_What is needed:_
Reproduce the material unchanged, starting at its first line and ending with the line containing "table-row: 12/31/2008 0.12", inclusive.

_Records provided:_

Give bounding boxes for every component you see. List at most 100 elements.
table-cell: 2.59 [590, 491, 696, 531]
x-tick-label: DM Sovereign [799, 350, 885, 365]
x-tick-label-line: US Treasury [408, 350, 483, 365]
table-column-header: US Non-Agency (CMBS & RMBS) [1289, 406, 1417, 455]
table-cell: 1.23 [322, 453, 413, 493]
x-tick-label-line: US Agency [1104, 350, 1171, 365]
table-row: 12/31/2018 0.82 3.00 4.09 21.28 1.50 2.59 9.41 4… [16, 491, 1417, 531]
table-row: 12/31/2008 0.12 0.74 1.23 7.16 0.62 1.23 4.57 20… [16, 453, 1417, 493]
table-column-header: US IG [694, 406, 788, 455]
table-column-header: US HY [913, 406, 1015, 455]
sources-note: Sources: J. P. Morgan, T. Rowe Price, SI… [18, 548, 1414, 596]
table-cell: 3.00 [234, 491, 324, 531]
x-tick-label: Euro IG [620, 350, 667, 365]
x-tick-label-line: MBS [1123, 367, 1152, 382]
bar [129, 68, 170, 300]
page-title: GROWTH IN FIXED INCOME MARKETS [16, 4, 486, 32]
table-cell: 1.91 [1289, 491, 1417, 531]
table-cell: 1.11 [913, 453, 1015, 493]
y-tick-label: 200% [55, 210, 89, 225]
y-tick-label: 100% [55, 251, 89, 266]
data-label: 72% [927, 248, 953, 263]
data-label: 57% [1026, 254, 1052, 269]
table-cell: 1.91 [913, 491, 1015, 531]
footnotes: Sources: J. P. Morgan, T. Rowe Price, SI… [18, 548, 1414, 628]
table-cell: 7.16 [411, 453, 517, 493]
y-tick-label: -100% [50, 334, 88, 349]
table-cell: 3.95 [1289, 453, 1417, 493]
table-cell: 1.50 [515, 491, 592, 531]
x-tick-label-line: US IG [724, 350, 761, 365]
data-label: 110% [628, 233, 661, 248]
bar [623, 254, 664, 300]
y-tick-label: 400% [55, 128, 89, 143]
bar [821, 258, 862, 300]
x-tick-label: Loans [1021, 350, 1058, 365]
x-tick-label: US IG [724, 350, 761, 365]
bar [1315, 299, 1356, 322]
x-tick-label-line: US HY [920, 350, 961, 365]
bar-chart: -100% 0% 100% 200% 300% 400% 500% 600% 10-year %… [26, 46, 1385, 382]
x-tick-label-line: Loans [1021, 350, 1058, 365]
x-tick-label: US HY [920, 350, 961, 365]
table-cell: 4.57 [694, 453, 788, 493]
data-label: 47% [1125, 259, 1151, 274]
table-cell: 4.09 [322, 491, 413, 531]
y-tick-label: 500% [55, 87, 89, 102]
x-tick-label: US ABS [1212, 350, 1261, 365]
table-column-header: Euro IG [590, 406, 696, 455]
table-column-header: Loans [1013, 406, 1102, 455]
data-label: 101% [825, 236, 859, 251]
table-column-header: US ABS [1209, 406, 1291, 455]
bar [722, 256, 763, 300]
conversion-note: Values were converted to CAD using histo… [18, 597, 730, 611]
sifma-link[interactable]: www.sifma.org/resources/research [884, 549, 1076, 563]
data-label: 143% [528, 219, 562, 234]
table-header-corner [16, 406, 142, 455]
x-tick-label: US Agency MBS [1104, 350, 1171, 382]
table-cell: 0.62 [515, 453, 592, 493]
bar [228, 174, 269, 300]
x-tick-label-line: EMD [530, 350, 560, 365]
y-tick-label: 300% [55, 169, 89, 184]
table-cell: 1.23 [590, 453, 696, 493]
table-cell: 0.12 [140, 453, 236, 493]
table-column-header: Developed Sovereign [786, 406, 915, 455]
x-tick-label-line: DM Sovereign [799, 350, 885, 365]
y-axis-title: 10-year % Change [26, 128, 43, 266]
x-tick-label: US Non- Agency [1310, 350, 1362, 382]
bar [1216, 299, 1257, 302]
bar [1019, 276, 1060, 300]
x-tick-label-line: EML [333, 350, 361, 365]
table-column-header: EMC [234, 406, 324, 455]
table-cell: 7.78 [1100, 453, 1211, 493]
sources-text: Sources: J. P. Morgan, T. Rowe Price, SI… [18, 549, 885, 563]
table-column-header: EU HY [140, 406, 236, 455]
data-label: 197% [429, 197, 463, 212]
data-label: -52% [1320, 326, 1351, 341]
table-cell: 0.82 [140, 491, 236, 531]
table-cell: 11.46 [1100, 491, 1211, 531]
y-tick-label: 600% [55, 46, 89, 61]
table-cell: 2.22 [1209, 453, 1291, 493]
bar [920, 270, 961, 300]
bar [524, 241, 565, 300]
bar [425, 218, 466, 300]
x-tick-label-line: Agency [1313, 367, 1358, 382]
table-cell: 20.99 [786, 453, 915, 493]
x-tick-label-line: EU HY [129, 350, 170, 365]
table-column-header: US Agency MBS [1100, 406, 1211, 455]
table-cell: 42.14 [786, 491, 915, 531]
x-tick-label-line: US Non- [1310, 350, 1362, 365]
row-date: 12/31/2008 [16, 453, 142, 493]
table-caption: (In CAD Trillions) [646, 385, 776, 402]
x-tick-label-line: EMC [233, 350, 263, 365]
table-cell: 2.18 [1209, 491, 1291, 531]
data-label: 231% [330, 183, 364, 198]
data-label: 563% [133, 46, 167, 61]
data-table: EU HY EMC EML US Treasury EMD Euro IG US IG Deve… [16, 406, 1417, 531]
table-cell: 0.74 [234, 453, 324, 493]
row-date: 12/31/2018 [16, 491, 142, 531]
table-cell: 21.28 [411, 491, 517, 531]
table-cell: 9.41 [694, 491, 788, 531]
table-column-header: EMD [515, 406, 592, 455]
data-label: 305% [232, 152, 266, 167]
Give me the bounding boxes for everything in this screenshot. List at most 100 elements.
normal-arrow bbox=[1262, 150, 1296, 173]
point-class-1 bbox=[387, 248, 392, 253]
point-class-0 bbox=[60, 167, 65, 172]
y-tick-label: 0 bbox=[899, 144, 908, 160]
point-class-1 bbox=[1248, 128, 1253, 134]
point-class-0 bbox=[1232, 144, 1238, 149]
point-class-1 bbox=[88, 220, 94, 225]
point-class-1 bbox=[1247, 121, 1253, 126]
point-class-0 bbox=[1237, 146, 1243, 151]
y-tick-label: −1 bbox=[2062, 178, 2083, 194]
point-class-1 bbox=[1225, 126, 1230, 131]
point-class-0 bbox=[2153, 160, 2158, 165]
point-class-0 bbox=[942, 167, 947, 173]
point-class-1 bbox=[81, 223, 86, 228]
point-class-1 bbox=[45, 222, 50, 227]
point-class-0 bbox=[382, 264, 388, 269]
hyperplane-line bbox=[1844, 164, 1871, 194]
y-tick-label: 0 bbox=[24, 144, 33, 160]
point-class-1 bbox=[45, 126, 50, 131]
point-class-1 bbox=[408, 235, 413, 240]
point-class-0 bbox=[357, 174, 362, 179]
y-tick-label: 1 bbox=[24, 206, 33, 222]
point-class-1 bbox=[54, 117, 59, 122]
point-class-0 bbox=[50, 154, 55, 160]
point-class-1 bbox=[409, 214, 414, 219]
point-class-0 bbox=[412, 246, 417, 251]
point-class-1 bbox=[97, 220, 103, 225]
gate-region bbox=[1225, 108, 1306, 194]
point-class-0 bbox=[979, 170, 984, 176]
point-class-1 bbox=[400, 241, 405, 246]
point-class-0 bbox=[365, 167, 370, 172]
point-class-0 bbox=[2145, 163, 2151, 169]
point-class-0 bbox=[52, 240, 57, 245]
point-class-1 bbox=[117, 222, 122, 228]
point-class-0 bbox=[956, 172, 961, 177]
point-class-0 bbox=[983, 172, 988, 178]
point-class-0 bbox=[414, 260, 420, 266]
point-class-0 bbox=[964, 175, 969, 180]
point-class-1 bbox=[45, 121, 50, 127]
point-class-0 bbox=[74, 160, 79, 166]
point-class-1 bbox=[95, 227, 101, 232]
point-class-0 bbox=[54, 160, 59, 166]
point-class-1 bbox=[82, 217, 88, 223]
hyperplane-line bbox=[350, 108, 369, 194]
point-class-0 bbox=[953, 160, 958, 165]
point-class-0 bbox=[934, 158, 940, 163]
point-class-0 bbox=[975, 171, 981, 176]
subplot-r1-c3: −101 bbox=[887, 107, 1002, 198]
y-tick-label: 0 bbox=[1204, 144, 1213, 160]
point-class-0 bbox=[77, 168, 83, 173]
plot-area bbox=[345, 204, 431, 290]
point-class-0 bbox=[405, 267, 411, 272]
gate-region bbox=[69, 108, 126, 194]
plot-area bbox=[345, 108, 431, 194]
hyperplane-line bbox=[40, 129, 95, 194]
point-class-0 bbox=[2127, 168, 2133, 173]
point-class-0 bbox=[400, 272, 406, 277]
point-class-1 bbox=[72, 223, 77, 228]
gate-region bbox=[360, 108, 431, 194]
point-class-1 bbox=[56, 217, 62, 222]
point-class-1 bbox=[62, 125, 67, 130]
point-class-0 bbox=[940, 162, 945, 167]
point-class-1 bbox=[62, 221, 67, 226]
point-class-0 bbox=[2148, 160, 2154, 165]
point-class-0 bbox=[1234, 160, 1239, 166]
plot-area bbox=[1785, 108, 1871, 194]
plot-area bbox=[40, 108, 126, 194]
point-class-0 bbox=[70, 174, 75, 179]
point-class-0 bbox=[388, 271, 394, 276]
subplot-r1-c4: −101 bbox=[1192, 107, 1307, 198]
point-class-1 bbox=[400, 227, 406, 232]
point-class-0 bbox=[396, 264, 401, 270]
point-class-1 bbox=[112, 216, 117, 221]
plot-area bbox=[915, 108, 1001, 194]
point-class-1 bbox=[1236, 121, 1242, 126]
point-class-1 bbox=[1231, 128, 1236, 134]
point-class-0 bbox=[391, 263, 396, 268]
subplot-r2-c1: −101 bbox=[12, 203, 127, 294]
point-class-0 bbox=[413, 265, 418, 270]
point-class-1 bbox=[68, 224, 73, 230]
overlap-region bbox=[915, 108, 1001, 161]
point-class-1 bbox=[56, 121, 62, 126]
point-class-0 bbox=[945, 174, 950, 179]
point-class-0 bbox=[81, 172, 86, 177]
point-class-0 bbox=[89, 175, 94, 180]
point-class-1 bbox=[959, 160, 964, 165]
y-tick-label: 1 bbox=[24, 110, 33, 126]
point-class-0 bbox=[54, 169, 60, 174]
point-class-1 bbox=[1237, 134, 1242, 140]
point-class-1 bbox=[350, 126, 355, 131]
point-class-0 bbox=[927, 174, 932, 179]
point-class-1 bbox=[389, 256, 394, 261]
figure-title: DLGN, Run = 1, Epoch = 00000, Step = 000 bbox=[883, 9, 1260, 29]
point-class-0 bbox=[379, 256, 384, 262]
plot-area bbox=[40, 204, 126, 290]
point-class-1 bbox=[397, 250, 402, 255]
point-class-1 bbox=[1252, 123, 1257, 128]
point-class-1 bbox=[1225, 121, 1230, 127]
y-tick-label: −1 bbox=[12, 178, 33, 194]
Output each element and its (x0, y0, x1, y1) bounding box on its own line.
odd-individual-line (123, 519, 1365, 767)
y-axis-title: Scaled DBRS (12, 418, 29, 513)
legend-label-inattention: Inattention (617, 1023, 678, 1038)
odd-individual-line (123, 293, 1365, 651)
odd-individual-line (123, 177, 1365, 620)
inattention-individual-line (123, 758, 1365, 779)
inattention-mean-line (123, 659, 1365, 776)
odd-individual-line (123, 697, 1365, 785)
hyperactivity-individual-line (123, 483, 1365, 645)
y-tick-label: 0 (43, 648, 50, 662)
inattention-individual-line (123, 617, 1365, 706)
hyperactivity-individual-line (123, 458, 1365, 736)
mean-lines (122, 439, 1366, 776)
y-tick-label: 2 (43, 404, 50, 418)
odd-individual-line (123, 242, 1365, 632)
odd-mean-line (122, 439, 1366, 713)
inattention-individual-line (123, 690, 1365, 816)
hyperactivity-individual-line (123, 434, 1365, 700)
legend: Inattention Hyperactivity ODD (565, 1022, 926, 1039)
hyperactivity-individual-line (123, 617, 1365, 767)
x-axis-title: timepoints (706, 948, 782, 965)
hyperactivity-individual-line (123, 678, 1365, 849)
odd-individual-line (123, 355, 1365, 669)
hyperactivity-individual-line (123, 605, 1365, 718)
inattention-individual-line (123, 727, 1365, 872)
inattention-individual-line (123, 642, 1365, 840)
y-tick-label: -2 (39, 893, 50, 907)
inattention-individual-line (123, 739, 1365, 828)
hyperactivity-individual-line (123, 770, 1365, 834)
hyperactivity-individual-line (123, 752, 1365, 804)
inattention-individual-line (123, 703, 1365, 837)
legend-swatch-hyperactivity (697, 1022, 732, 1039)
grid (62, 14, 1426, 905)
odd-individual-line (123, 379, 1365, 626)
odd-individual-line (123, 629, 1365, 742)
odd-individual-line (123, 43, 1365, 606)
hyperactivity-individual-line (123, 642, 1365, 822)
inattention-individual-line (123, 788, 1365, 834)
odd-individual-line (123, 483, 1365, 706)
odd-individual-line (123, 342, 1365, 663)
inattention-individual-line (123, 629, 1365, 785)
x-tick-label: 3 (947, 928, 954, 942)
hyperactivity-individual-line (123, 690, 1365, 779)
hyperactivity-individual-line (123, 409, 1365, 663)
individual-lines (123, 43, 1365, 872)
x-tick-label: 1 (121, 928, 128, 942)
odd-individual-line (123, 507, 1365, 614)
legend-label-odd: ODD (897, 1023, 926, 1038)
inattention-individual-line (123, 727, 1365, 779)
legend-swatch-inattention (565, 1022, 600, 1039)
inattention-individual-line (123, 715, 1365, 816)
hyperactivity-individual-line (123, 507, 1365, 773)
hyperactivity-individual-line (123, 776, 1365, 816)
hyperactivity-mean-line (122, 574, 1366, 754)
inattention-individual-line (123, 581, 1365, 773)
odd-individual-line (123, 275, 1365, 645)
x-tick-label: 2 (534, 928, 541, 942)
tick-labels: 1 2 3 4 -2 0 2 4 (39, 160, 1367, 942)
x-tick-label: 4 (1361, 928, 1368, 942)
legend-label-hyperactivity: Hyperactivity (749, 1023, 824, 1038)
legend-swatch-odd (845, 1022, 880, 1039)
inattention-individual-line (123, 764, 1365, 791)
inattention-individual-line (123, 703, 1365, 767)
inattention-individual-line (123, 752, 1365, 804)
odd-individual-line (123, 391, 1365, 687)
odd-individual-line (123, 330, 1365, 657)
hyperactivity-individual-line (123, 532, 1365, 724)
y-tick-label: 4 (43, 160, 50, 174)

_The completed task:_
Give bounding boxes for every component you see. List at most 100 elements.
table-cell: 2.59 [590, 491, 696, 531]
x-tick-label: DM Sovereign [799, 350, 885, 365]
x-tick-label-line: US Treasury [408, 350, 483, 365]
table-column-header: US Non-Agency (CMBS & RMBS) [1289, 406, 1417, 455]
table-cell: 1.23 [322, 453, 413, 493]
x-tick-label-line: US Agency [1104, 350, 1171, 365]
table-row: 12/31/2018 0.82 3.00 4.09 21.28 1.50 2.59 9.41 4… [16, 491, 1417, 531]
table-row: 12/31/2008 0.12 0.74 1.23 7.16 0.62 1.23 4.57 20… [16, 453, 1417, 493]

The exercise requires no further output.